**EXERCISE**: Select lines where the word "Glycolysis" appears.
── DATA ROWS
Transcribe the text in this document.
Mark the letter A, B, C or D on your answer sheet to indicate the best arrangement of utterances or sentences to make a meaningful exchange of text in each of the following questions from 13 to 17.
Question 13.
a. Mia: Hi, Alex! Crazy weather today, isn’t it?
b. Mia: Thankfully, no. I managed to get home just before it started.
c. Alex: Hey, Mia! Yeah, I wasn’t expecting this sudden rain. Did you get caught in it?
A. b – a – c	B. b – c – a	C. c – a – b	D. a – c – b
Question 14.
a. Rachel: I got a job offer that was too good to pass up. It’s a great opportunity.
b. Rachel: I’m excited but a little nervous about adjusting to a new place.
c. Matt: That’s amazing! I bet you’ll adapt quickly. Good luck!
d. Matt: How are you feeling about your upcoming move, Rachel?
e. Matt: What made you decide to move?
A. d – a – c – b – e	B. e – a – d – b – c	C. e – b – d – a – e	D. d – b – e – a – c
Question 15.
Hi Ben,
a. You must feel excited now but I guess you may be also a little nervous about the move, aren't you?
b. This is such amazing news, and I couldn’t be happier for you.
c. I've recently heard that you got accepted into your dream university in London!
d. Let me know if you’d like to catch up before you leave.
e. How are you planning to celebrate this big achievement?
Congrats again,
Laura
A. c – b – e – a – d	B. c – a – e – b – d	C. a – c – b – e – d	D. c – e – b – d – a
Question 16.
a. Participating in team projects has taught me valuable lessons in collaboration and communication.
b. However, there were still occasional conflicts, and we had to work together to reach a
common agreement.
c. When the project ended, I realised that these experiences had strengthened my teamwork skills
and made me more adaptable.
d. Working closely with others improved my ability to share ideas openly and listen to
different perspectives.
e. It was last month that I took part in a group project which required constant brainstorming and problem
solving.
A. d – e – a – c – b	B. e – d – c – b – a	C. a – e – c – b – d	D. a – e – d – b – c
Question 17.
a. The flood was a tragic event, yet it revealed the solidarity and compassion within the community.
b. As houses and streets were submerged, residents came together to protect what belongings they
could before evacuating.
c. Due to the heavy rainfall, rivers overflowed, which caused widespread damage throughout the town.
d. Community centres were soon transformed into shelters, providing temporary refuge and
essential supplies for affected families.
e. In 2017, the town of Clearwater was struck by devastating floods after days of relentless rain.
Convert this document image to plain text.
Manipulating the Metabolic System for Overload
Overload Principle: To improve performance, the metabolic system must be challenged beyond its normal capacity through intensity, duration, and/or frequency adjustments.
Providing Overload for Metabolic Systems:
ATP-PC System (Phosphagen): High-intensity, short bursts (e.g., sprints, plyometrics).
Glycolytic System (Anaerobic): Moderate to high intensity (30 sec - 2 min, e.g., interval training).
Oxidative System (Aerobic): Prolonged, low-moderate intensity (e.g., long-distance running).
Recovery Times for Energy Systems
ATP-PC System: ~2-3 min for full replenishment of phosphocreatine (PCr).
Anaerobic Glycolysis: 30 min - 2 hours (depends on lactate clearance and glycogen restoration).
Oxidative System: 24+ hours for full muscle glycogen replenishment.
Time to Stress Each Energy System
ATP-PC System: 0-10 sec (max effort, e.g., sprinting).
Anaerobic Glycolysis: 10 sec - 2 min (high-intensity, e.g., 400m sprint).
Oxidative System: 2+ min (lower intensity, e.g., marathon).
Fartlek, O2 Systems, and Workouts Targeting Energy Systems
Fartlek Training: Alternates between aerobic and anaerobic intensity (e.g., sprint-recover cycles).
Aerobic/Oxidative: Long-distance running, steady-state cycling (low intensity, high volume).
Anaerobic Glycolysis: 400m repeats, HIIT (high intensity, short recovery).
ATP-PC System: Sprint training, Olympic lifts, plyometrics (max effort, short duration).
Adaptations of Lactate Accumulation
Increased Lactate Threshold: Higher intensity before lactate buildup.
────
── DATA ROWS
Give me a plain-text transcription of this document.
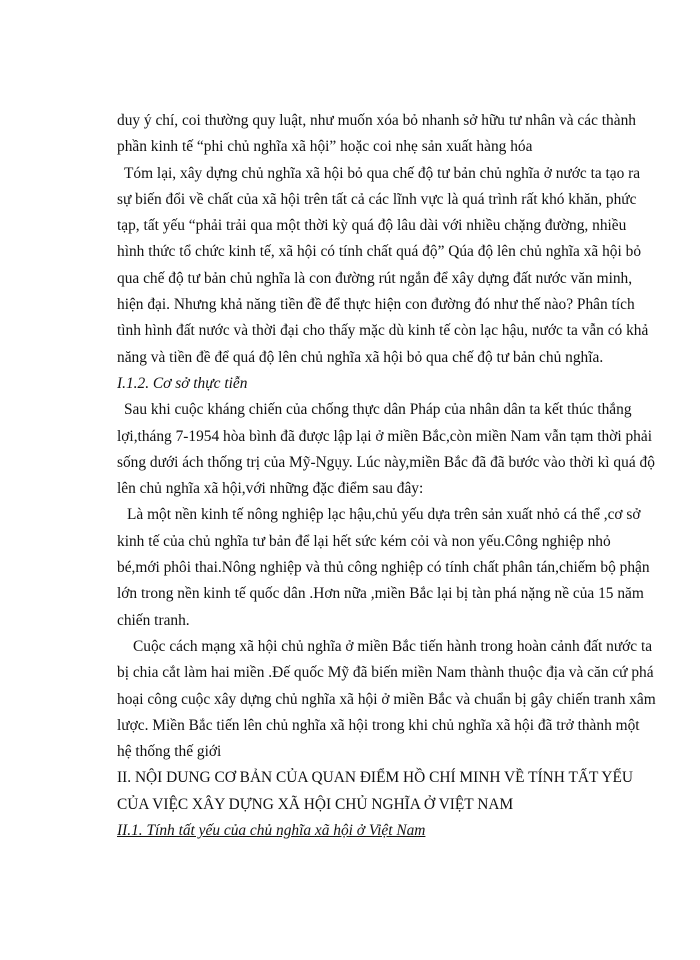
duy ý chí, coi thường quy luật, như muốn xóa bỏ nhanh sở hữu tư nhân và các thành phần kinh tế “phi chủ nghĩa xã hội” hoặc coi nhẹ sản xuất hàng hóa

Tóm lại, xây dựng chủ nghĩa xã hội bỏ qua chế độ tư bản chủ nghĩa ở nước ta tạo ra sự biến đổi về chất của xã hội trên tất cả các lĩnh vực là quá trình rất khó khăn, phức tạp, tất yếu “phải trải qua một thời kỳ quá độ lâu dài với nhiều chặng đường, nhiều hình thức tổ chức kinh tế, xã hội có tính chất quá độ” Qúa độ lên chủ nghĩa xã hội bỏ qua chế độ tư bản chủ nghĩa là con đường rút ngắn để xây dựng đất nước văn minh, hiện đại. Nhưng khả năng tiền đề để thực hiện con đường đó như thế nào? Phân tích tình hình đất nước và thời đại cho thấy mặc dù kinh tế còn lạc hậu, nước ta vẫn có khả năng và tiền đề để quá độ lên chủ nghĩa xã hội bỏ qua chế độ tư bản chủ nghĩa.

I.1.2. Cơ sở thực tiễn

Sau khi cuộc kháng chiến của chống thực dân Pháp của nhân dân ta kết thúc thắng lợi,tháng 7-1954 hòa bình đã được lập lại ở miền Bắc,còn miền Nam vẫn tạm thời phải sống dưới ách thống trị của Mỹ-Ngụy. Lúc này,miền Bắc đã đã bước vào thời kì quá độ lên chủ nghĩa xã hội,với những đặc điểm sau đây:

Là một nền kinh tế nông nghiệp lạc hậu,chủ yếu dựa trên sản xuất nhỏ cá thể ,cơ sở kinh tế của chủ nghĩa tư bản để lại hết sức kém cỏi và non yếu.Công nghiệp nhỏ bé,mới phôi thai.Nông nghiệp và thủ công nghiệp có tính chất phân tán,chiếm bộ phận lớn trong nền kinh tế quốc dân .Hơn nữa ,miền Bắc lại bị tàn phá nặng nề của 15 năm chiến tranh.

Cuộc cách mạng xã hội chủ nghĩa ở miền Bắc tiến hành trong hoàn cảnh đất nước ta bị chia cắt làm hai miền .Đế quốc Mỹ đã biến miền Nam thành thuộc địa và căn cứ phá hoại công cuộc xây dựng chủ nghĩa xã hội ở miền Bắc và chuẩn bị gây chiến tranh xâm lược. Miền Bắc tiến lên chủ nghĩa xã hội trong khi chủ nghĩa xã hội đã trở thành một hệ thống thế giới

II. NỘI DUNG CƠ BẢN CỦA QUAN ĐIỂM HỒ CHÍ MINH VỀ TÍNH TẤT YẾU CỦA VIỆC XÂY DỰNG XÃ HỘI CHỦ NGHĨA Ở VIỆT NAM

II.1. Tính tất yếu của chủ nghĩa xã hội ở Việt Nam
────
**RESPONSE FOR THIS EXERCISE**:
Anaerobic Glycolysis: 30 min - 2 hours (depends on lactate clearance and glycogen restoration).
Anaerobic Glycolysis: 10 sec - 2 min (high-intensity, e.g., 400m sprint).
Anaerobic Glycolysis: 400m repeats, HIIT (high intensity, short recovery).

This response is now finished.